▸ **PROBLEM DETAILS**:
In the entries below, count every line containing "this". Reply with the number alone.

▸ **WORKING DATA**:
◇ ◇ ◇ ◇
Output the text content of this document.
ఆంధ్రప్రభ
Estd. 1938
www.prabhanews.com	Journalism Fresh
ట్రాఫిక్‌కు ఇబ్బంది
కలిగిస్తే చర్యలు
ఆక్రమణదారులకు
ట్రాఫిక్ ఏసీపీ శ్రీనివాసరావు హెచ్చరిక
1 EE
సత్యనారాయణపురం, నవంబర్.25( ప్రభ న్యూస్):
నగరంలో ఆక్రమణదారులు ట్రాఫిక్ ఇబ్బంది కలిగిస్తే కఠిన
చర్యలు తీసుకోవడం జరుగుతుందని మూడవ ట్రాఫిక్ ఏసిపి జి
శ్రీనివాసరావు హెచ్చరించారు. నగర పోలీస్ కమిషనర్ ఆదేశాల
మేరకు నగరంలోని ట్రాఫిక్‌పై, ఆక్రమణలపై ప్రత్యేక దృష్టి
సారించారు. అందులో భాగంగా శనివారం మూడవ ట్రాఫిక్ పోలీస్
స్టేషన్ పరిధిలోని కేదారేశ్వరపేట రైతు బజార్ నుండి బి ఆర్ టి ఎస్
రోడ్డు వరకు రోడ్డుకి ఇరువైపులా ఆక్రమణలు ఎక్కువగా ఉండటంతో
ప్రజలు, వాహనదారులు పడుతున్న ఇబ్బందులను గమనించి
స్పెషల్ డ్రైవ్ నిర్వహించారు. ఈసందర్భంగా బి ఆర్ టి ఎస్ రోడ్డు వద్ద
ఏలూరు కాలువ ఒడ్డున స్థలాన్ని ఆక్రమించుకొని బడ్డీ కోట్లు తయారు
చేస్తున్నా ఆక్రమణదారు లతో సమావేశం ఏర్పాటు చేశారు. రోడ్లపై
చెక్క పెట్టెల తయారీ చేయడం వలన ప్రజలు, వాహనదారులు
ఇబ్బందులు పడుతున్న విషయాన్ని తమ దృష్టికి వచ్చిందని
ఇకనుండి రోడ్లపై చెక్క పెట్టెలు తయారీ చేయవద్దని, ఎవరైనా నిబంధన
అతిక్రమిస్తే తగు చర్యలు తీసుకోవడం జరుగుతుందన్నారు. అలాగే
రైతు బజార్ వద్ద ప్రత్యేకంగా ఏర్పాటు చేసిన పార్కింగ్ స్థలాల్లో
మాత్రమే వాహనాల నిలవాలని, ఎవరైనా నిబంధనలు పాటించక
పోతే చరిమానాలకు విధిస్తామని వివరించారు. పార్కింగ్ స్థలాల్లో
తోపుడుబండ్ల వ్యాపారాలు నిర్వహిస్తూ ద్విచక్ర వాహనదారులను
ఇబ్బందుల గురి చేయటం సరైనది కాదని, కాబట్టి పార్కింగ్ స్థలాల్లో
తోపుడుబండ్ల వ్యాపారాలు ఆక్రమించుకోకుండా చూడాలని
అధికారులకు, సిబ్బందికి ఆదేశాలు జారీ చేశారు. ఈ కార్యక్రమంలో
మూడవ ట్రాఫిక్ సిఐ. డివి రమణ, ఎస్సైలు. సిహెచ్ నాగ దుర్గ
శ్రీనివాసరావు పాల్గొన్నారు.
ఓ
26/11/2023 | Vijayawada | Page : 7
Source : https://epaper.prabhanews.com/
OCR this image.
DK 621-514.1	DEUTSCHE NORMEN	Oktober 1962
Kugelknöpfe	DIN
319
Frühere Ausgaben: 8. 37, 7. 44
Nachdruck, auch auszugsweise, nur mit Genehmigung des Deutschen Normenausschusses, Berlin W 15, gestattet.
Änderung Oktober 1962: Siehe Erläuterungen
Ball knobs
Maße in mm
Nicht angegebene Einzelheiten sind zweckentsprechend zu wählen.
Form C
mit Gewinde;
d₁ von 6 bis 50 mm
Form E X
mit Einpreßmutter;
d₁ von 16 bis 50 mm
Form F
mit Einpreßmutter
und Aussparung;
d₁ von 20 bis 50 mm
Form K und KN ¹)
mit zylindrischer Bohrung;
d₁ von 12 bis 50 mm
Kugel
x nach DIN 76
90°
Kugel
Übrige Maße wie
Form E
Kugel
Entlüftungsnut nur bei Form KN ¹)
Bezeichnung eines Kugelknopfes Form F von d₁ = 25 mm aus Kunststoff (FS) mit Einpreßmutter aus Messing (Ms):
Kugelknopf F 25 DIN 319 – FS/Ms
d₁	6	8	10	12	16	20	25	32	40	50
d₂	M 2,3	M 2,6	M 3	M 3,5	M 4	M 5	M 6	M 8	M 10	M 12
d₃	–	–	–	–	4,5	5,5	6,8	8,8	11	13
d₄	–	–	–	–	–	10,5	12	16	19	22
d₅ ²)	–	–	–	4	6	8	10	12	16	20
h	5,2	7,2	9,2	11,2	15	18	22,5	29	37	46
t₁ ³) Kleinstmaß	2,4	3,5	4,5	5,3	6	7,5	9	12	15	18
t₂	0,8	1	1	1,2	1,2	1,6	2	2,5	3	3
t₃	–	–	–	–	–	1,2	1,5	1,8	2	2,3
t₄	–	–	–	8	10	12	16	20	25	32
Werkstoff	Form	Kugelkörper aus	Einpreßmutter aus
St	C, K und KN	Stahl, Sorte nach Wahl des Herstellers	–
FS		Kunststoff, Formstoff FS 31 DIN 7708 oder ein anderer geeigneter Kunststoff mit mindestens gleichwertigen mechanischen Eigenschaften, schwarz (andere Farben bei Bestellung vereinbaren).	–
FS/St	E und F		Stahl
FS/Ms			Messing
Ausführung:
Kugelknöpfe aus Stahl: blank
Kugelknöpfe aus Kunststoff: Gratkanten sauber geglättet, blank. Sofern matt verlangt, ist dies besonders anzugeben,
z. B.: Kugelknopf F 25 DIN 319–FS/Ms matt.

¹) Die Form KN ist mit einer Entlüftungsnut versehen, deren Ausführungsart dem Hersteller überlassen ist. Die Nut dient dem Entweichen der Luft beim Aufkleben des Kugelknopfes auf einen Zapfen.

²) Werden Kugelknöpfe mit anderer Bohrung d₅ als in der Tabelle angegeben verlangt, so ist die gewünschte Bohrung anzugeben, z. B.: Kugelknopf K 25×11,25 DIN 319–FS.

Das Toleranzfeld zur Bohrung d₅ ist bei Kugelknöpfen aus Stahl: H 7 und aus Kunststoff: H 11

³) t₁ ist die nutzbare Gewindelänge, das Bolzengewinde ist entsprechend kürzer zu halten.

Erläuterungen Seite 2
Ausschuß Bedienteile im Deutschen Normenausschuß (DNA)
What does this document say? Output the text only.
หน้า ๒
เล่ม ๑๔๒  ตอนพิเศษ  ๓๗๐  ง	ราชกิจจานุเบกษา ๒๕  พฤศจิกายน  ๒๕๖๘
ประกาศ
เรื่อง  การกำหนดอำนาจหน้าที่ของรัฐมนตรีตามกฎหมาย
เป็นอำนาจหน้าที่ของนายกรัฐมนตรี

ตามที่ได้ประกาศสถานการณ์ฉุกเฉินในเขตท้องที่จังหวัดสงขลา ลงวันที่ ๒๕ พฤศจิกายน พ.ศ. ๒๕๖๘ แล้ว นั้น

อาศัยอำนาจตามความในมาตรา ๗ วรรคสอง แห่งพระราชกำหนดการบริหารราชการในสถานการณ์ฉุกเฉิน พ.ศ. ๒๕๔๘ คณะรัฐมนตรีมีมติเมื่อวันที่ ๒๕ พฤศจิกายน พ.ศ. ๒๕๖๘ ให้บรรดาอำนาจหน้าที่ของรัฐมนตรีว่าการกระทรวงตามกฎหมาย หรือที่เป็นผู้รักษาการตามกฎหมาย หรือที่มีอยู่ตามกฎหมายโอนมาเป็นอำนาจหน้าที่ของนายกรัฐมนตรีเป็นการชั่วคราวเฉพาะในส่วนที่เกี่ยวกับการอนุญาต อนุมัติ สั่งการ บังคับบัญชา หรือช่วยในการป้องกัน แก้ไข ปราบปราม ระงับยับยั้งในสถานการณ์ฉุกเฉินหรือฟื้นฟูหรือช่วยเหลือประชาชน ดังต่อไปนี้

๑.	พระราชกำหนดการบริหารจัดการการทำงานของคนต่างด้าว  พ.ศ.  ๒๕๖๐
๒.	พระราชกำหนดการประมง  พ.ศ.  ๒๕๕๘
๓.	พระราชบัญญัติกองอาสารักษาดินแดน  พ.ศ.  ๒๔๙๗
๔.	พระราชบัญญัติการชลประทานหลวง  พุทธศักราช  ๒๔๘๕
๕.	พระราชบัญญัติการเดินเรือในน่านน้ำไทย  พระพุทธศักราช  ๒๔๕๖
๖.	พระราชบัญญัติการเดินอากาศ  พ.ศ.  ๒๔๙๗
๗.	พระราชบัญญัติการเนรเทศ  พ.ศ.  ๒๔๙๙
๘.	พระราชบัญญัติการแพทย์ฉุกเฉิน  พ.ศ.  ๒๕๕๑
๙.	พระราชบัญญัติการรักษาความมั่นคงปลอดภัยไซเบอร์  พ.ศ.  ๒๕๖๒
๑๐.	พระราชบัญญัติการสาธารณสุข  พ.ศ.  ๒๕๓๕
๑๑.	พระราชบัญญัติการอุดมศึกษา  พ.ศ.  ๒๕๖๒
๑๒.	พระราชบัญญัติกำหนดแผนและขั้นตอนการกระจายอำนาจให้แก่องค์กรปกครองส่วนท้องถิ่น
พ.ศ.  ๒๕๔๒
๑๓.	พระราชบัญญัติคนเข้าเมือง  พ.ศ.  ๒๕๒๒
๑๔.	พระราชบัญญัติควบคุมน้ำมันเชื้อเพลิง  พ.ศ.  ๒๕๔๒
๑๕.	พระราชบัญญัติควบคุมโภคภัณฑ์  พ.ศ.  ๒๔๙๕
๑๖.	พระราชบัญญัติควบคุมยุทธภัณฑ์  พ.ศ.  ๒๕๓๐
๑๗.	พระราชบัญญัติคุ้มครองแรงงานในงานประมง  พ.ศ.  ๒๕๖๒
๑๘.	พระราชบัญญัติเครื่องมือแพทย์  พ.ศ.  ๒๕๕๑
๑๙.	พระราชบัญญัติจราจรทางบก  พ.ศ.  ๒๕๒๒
◇ ◇ ◇ ◇
▸ **FULL OUTPUT**:
3